▶ [Direction] Copy out word for word the stretch of the records from the line containing "bar: [705, 177, 1053, 197]" through the end of the records, and nothing else.

* Start Data for processing *

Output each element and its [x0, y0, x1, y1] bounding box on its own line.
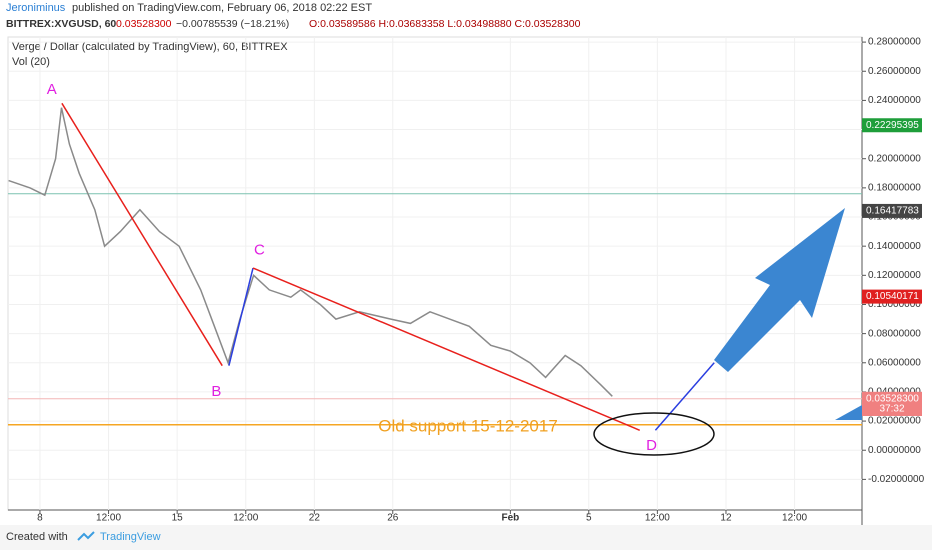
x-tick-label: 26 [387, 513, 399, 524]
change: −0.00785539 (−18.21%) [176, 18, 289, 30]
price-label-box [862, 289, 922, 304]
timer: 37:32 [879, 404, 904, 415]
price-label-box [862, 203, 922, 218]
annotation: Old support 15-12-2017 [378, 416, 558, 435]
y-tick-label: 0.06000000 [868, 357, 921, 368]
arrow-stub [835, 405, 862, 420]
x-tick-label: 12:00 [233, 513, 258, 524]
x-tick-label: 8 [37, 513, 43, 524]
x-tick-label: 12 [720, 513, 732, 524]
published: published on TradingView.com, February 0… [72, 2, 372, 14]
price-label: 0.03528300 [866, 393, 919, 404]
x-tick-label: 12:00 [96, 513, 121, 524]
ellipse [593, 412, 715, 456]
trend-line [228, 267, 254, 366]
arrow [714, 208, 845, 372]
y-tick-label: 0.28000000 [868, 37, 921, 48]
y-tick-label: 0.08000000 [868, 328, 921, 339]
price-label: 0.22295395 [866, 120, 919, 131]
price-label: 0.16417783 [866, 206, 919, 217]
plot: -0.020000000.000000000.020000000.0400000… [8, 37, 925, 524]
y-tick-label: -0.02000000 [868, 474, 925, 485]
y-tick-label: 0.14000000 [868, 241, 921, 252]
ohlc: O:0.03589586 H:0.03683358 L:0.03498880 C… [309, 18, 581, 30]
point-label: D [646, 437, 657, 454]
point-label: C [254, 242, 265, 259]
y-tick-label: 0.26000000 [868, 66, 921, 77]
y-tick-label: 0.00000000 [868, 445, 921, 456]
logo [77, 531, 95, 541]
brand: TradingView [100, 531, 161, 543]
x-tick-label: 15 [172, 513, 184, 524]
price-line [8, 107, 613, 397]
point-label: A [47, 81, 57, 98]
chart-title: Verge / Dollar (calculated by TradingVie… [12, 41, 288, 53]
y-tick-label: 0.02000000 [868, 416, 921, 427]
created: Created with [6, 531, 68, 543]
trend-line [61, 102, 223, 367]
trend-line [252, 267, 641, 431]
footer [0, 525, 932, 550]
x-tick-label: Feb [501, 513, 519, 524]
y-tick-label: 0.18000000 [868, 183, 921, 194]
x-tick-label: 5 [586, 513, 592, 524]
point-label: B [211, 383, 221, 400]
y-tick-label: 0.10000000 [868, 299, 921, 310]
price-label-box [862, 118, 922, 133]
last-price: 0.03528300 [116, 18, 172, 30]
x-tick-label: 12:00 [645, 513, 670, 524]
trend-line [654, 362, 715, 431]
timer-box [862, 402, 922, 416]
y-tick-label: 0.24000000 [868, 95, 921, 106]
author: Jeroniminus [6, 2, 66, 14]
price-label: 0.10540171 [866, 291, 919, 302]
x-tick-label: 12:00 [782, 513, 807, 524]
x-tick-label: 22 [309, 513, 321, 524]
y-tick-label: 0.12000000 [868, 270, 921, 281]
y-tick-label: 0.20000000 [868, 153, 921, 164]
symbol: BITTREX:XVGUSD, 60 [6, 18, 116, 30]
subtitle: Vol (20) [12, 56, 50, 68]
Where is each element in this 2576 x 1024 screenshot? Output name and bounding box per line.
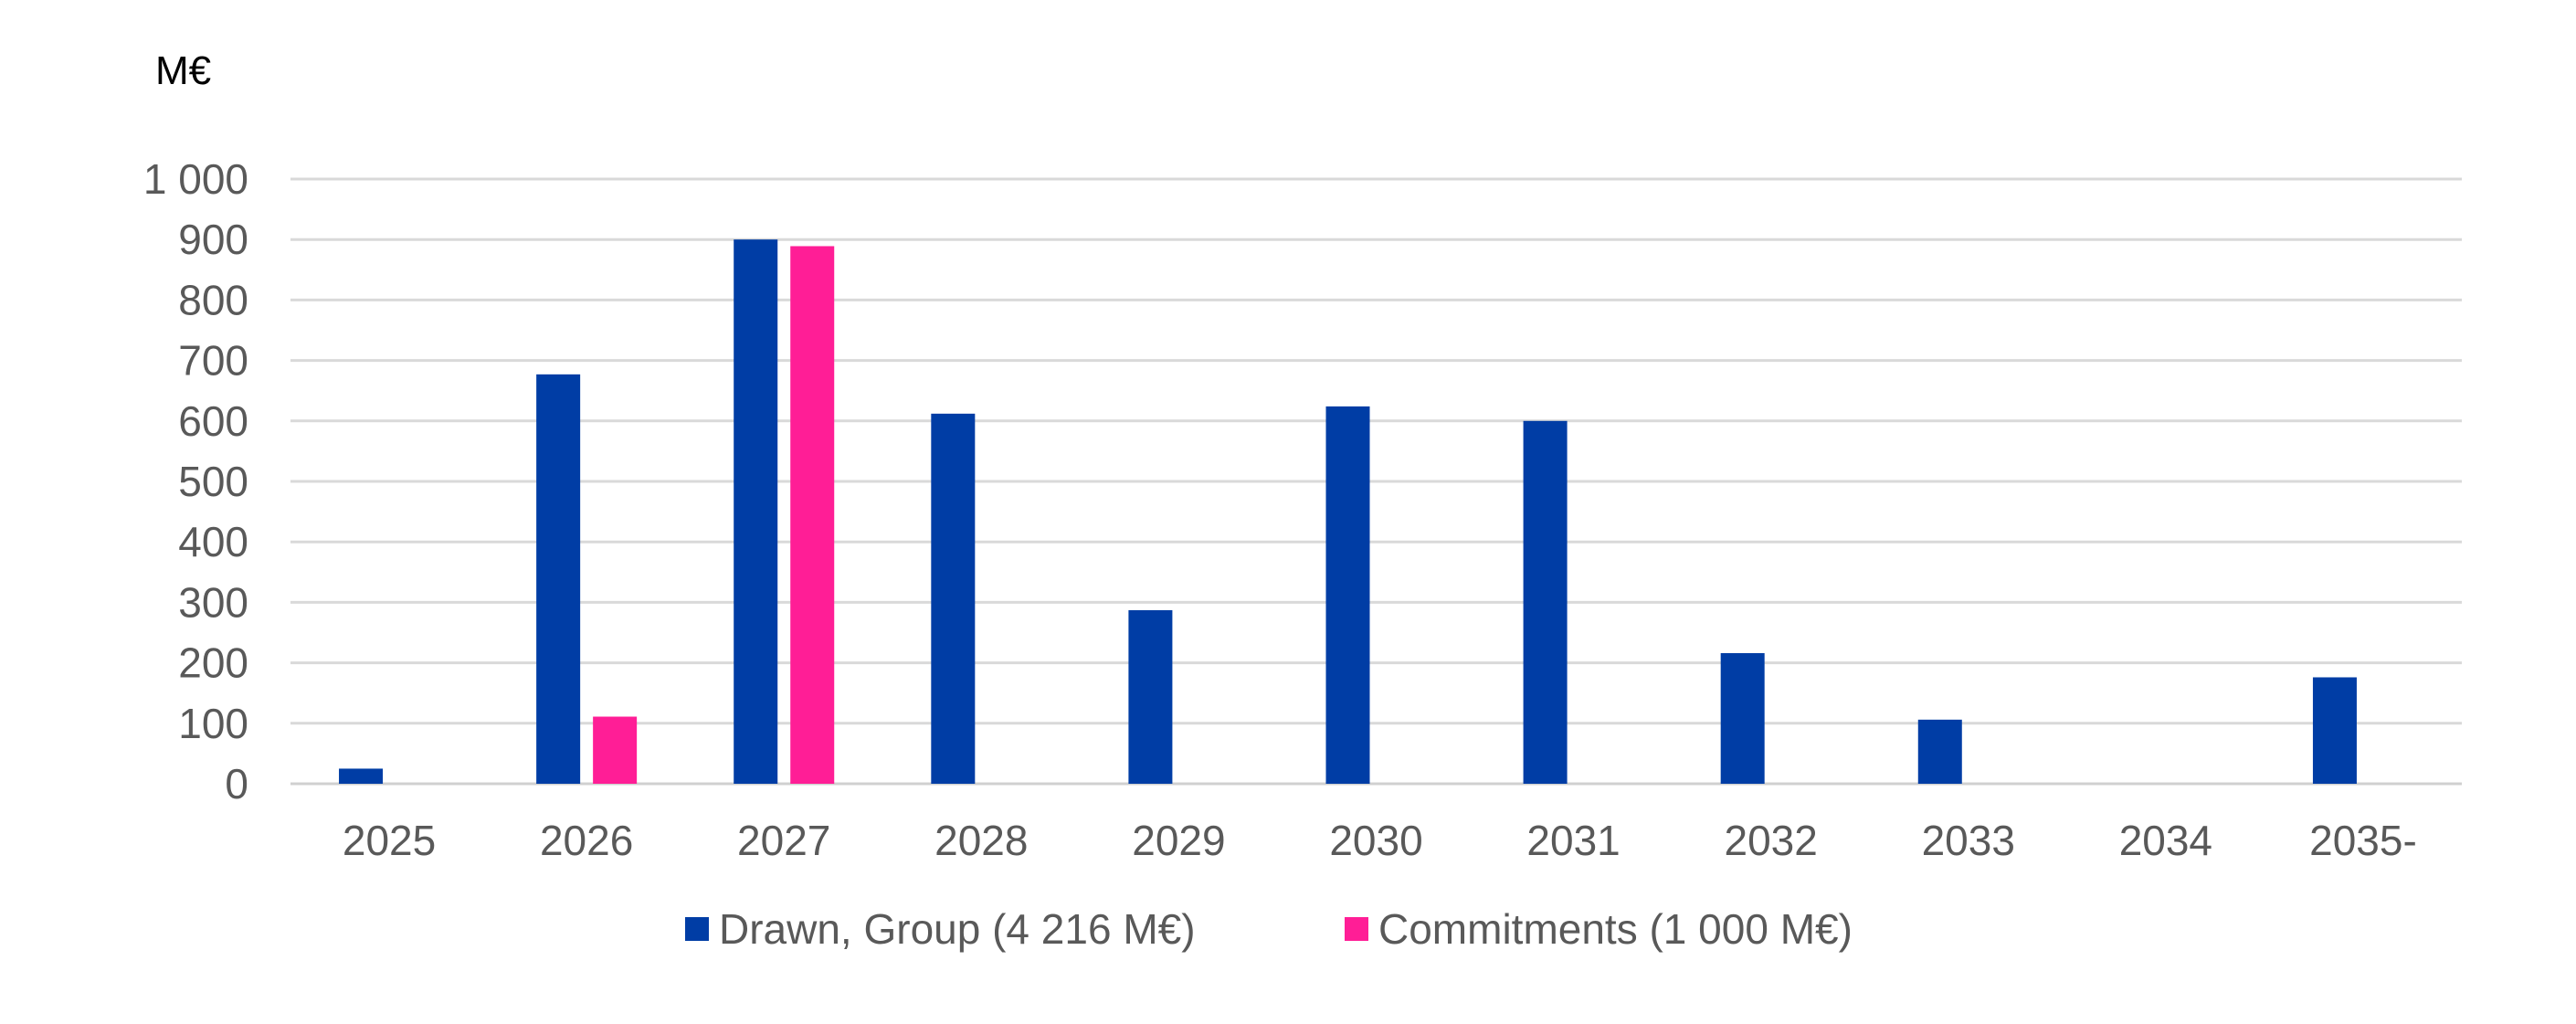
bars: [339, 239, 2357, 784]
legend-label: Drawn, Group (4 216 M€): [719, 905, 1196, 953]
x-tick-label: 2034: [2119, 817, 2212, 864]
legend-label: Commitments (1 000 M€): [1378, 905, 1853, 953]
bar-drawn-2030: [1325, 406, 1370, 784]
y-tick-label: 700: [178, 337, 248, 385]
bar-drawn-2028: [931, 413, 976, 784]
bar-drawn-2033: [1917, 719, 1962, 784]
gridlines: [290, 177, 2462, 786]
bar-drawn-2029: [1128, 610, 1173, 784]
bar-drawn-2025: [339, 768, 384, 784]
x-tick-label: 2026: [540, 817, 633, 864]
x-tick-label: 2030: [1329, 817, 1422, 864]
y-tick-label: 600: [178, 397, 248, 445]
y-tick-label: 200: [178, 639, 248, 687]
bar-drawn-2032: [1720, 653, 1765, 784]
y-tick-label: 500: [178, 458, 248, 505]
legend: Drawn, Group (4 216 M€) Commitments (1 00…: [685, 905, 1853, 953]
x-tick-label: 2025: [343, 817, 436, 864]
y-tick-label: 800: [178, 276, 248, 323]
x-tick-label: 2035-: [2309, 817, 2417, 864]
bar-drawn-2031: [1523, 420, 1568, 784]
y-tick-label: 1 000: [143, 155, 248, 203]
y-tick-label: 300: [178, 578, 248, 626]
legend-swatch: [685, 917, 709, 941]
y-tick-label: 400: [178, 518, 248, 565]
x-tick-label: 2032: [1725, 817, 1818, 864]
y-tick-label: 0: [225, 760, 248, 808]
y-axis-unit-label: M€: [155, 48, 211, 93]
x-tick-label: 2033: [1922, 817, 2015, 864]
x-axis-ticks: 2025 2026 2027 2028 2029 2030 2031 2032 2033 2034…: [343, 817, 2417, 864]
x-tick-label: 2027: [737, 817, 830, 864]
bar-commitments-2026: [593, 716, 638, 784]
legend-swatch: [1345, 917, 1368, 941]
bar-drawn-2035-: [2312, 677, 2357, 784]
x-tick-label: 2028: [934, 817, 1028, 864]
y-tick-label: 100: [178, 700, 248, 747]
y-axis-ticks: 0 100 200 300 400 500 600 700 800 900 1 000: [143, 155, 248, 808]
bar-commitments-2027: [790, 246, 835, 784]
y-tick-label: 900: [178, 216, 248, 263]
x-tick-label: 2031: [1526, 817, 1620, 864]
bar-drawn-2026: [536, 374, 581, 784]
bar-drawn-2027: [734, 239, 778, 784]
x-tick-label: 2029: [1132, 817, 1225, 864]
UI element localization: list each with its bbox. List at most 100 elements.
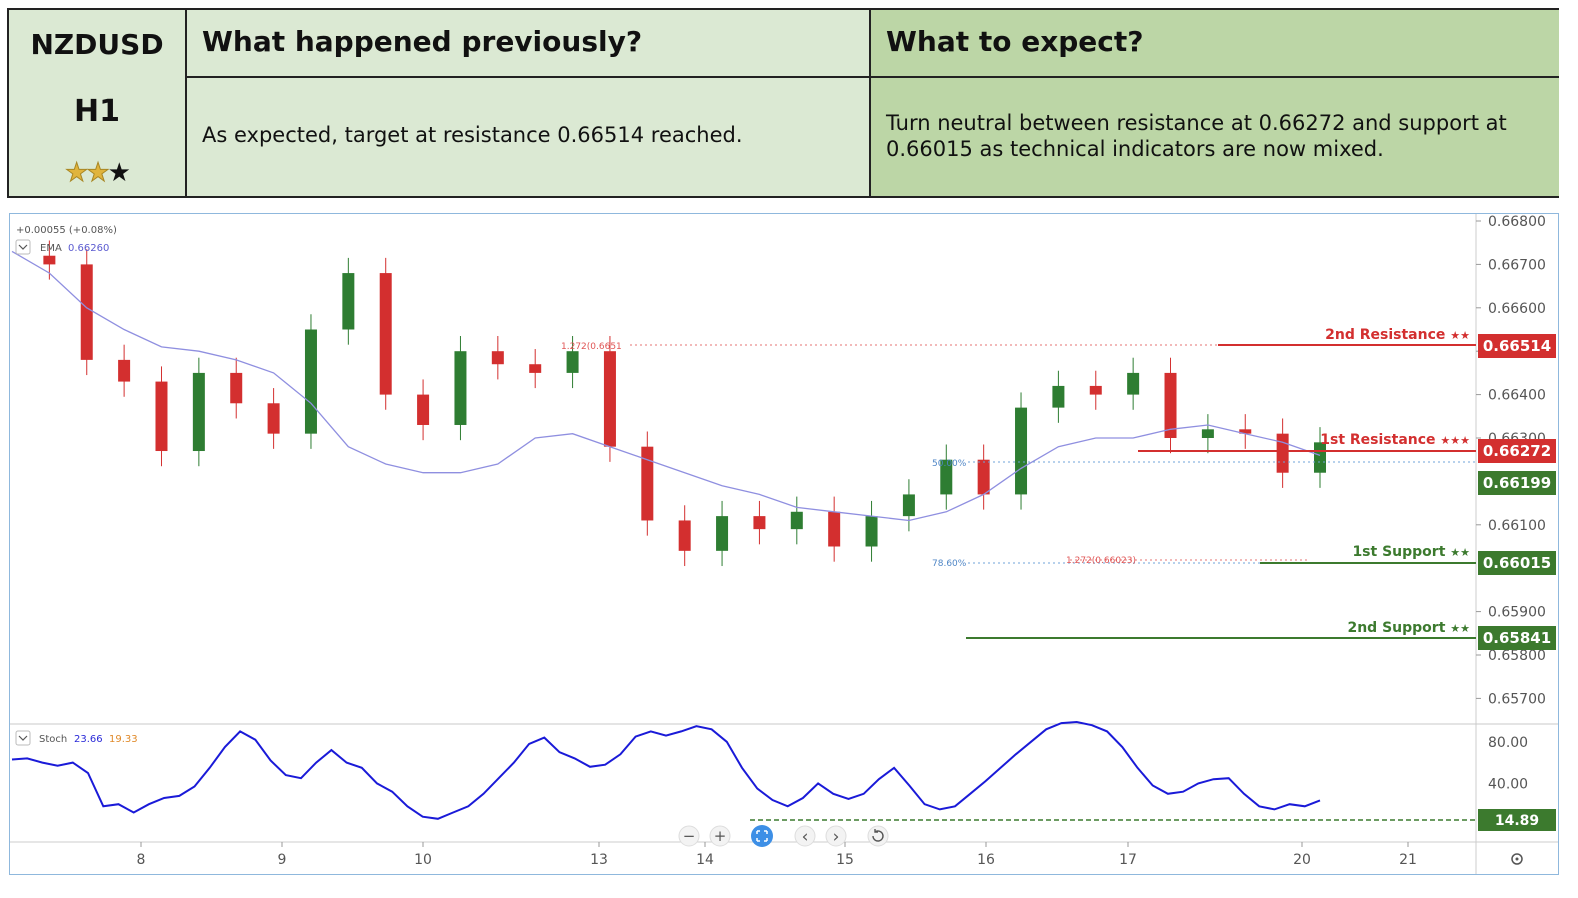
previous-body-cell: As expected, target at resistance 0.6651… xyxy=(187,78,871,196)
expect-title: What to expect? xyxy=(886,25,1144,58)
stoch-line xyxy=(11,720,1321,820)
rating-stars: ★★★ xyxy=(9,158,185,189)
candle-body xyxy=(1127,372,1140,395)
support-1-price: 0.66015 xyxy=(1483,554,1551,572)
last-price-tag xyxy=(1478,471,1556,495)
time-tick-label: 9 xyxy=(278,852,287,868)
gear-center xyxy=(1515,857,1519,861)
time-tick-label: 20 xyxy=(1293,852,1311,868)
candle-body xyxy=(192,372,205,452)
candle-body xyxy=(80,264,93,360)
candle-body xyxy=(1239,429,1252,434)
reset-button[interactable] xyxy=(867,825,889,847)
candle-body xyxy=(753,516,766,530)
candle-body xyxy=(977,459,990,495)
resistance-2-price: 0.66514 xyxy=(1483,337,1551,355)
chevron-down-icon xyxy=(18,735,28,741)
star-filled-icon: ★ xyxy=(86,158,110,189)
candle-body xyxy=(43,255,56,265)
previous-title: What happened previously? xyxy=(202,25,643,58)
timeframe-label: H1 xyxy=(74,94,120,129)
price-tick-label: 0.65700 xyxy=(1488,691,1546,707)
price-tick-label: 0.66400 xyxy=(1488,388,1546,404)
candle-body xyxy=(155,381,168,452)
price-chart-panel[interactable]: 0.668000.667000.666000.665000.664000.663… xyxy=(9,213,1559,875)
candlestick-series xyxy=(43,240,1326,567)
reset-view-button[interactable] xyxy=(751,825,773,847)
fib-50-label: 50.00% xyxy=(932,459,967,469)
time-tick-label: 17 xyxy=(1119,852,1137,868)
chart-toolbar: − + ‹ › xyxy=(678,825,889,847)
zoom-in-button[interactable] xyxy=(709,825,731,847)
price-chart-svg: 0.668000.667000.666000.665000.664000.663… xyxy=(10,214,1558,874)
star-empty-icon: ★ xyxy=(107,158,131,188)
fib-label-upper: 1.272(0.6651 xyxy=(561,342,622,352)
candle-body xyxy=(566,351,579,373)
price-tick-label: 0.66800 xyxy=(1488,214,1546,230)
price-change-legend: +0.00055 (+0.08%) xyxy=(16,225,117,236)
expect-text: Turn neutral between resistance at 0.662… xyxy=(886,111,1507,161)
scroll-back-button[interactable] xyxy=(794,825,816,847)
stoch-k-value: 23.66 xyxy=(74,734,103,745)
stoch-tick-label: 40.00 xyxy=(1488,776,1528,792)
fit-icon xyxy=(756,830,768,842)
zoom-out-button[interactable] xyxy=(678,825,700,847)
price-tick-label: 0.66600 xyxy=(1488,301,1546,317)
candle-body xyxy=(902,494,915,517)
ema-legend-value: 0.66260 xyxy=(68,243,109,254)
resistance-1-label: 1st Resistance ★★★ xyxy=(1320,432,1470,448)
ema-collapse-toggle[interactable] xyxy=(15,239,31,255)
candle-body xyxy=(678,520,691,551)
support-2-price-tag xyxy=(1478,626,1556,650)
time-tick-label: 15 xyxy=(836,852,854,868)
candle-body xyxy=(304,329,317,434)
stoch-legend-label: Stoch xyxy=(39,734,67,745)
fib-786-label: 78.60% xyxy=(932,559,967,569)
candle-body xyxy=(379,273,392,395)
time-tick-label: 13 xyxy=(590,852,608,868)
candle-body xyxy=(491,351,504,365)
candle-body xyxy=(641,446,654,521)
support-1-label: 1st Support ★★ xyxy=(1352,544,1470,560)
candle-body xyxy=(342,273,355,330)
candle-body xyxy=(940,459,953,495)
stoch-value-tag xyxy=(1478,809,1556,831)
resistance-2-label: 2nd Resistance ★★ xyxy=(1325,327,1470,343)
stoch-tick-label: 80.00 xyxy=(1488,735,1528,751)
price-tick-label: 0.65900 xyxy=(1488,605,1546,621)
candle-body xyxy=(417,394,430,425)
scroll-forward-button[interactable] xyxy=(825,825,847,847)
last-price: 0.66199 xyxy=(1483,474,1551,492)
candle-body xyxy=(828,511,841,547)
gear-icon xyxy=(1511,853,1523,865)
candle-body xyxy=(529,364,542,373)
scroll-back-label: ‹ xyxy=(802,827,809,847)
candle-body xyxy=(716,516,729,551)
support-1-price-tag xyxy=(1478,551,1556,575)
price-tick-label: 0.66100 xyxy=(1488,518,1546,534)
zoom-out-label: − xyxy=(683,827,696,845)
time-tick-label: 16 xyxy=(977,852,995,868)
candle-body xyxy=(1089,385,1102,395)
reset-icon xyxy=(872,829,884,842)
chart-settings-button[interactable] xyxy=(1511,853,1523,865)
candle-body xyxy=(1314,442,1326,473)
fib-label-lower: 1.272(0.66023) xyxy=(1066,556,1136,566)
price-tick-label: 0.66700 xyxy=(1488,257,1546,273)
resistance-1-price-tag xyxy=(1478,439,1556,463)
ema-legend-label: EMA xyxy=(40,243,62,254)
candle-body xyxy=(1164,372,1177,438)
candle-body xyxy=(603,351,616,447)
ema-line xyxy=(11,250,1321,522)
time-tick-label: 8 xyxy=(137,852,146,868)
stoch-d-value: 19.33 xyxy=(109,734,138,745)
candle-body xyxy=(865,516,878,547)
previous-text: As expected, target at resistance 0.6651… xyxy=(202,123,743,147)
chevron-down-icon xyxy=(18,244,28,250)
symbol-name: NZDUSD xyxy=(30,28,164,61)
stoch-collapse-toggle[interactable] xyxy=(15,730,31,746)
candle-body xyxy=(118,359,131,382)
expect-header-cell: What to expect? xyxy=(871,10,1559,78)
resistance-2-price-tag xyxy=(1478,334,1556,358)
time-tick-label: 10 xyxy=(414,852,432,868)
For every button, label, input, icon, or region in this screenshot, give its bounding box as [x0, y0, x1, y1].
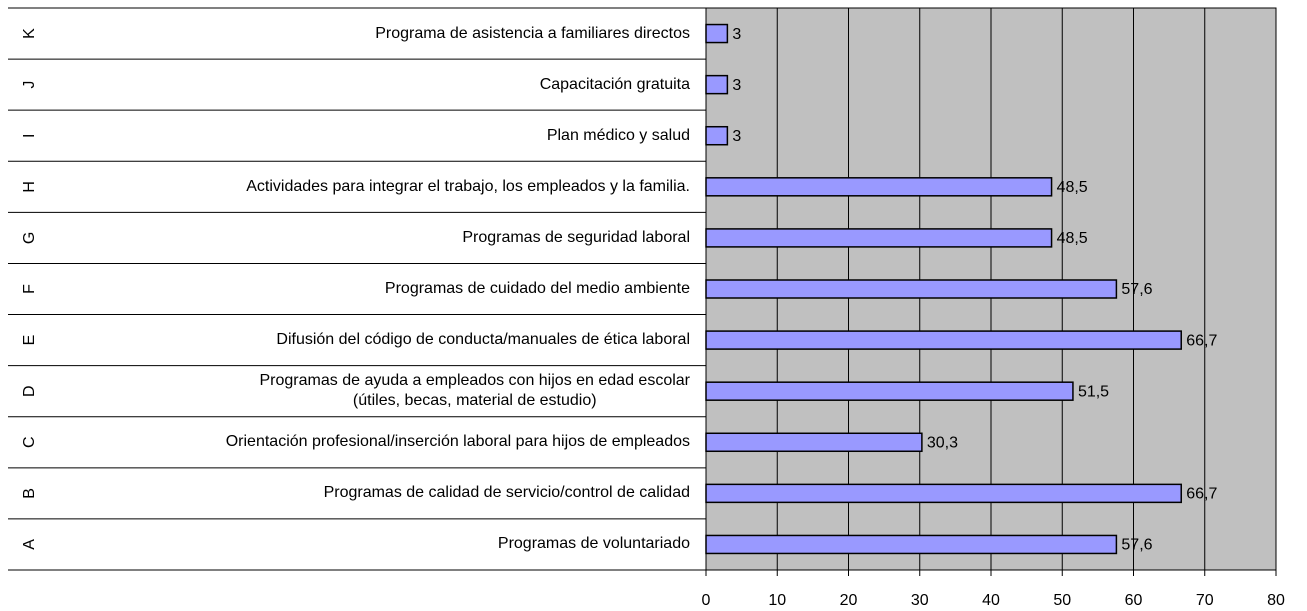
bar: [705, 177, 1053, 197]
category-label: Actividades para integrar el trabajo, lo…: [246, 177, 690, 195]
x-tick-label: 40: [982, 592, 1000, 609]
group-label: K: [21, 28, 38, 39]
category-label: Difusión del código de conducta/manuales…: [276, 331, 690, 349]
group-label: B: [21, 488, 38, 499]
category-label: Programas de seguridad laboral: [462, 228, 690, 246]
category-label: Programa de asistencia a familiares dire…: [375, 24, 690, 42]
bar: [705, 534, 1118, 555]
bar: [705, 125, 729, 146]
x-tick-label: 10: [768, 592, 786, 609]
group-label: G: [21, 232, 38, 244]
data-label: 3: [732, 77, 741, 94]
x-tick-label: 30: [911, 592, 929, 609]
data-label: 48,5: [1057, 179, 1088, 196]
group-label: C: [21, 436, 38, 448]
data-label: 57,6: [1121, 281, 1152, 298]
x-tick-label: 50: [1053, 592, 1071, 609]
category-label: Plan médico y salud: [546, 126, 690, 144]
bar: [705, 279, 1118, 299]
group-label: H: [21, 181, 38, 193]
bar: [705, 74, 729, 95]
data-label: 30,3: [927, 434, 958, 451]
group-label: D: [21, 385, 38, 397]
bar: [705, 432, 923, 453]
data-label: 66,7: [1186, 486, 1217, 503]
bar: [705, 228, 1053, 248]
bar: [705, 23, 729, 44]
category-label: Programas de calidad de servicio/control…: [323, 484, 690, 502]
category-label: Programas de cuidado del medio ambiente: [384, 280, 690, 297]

* End Data for processing *

▶ [Task output]
bar: [705, 177, 1053, 197]
category-label: Actividades para integrar el trabajo, lo…: [246, 177, 690, 195]
x-tick-label: 40: [982, 592, 1000, 609]
group-label: K: [21, 28, 38, 39]
category-label: Difusión del código de conducta/manuales…: [276, 331, 690, 349]
group-label: B: [21, 488, 38, 499]
category-label: Programas de seguridad laboral: [462, 228, 690, 246]
category-label: Programa de asistencia a familiares dire…: [375, 24, 690, 42]
bar: [705, 534, 1118, 555]
bar: [705, 125, 729, 146]
x-tick-label: 10: [768, 592, 786, 609]
group-label: G: [21, 232, 38, 244]
data-label: 3: [732, 77, 741, 94]
x-tick-label: 30: [911, 592, 929, 609]
data-label: 48,5: [1057, 179, 1088, 196]
group-label: C: [21, 436, 38, 448]
data-label: 57,6: [1121, 281, 1152, 298]
x-tick-label: 50: [1053, 592, 1071, 609]
category-label: Plan médico y salud: [546, 126, 690, 144]
bar: [705, 279, 1118, 299]
group-label: H: [21, 181, 38, 193]
bar: [705, 74, 729, 95]
data-label: 30,3: [927, 434, 958, 451]
group-label: D: [21, 385, 38, 397]
bar: [705, 432, 923, 453]
data-label: 66,7: [1186, 486, 1217, 503]
bar: [705, 228, 1053, 248]
bar: [705, 23, 729, 44]
category-label: Programas de calidad de servicio/control…: [323, 484, 690, 502]
category-label: Programas de cuidado del medio ambiente: [384, 280, 690, 297]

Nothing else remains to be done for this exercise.